Set exercise
Would you quote every entry exactly, dropping only the pictures?

====== Data excerpts

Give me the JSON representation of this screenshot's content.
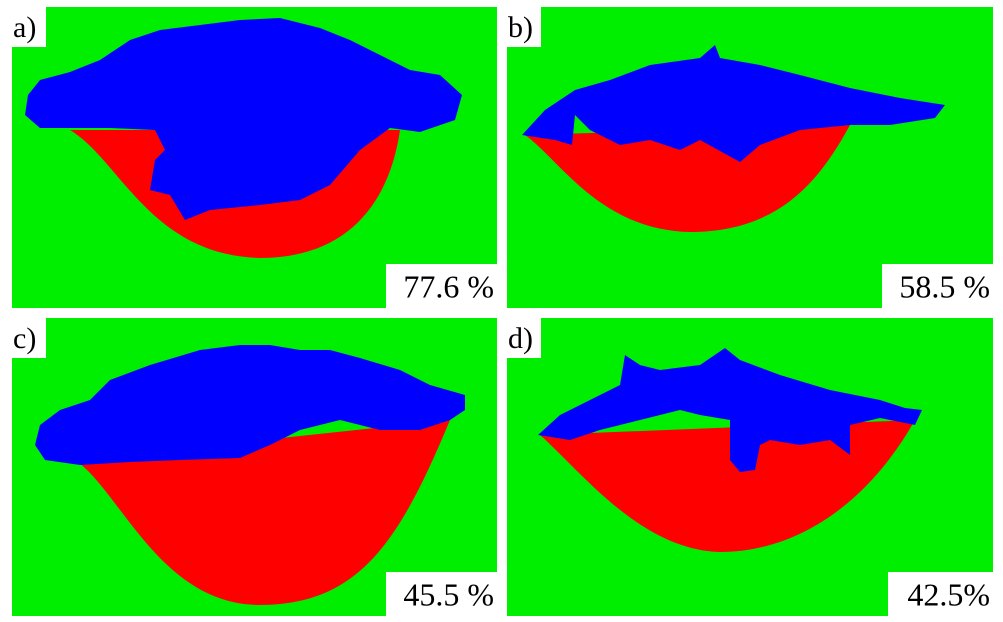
{
  "panels": [
    {
      "label": "a)",
      "caption": "77.6 %"
    },
    {
      "label": "b)",
      "caption": "58.5 %"
    },
    {
      "label": "c)",
      "caption": "45.5 %"
    },
    {
      "label": "d)",
      "caption": "42.5%"
    }
  ]
}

============

Reply to the exercise
Give me the JSON representation of this screenshot's content.
{
  "panels": [
    {
      "label": "a)",
      "caption": "77.6 %"
    },
    {
      "label": "b)",
      "caption": "58.5 %"
    },
    {
      "label": "c)",
      "caption": "45.5 %"
    },
    {
      "label": "d)",
      "caption": "42.5%"
    }
  ]
}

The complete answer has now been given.